Given records section start
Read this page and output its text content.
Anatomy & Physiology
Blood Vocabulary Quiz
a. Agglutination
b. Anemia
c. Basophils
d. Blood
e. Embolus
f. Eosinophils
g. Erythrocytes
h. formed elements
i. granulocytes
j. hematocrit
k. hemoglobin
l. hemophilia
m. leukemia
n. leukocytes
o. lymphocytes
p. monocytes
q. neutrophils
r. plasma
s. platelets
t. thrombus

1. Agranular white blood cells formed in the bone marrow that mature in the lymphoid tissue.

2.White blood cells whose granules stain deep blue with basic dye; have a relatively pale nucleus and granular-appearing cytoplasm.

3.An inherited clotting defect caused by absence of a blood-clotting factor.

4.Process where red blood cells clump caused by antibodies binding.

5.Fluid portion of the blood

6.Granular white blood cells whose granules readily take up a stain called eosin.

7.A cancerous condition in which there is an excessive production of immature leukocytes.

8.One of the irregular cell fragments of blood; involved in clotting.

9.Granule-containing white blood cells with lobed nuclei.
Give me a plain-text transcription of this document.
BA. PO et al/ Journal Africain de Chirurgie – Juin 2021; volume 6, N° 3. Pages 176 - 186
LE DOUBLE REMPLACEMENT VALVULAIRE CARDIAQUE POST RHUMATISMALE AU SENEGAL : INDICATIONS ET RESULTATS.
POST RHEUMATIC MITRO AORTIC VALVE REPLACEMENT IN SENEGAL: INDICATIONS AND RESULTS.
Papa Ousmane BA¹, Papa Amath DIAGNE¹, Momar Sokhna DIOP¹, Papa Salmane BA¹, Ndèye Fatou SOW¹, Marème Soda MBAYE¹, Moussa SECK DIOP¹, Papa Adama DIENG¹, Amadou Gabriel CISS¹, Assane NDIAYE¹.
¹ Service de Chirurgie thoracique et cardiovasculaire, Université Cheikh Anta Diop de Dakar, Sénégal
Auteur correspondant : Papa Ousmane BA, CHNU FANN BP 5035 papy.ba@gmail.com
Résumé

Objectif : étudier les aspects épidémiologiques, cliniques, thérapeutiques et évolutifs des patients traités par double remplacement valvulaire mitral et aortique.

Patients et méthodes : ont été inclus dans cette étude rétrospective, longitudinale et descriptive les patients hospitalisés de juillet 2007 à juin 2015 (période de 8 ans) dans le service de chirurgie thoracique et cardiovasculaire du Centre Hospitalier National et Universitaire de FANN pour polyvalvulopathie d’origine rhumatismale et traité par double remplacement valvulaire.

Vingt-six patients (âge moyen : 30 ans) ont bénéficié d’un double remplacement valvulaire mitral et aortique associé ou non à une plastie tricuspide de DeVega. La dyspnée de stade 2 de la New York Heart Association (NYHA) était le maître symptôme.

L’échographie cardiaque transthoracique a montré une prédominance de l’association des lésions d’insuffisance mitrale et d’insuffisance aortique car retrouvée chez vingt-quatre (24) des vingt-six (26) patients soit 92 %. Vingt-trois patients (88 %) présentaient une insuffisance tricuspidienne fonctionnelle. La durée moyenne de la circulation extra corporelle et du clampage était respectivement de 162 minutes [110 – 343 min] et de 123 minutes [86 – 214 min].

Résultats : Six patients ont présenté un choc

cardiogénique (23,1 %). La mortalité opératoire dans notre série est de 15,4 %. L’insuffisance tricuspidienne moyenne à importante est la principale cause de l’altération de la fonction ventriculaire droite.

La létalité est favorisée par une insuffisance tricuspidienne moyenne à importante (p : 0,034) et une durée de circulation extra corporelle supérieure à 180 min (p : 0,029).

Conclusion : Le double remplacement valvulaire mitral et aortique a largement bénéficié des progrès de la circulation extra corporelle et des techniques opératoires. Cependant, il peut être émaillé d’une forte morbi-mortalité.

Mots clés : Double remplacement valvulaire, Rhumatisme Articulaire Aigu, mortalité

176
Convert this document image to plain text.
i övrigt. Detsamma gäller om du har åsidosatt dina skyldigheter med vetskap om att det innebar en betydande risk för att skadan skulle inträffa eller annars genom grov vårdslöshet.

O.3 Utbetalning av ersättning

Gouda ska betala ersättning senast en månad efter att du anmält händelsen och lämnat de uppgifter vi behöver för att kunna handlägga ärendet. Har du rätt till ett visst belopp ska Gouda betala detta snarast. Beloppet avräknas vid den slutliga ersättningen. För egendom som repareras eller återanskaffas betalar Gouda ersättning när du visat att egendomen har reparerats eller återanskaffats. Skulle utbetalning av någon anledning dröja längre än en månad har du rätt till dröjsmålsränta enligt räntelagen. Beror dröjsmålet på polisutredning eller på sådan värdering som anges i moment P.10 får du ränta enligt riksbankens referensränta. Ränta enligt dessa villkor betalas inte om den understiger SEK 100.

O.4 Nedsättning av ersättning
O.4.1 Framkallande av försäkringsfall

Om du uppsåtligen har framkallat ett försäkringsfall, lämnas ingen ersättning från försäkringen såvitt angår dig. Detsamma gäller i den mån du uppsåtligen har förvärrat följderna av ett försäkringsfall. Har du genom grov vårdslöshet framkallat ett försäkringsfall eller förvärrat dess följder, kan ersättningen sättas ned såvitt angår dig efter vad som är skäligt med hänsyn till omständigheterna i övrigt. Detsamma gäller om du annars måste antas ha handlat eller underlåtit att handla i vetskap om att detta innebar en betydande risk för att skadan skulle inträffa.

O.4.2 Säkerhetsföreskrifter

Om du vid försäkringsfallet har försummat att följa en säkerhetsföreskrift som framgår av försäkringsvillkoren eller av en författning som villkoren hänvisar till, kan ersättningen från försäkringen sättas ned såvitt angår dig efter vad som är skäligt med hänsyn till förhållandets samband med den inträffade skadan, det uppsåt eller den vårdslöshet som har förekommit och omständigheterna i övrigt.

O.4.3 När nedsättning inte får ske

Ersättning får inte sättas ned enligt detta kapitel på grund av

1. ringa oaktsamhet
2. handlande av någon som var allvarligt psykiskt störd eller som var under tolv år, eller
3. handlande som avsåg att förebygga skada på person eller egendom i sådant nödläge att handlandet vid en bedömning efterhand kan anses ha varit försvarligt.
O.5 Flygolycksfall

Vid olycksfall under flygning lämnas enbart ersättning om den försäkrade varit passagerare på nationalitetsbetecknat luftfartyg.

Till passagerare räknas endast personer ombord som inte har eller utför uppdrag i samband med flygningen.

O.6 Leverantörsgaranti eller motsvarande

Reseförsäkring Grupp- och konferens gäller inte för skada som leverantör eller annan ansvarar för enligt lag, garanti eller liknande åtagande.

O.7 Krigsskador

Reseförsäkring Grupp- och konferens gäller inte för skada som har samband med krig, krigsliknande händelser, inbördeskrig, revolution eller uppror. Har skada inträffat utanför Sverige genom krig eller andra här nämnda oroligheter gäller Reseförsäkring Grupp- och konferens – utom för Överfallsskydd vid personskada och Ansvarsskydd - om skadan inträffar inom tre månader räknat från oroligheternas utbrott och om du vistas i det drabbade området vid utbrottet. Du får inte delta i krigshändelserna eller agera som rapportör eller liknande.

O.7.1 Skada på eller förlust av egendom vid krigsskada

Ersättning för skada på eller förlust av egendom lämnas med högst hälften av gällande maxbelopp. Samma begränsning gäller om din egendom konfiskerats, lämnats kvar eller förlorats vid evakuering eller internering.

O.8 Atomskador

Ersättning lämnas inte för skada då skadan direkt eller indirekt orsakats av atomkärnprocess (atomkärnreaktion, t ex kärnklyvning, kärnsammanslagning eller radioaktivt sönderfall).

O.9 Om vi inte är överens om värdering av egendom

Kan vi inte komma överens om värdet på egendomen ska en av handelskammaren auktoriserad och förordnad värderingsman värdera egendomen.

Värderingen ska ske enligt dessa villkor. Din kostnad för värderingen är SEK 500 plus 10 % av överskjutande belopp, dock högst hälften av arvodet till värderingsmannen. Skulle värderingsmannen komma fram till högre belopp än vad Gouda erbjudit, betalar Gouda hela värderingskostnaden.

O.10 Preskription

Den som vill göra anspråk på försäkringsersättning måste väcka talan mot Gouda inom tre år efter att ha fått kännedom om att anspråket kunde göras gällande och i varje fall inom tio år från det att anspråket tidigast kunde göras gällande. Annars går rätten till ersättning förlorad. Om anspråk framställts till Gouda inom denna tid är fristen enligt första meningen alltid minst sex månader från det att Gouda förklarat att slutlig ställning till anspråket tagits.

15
Given records section end
Which lines above contain the word "clotting"? Copy each one.

3.An inherited clotting defect caused by absence of a blood-clotting factor.
8.One of the irregular cell fragments of blood; involved in clotting.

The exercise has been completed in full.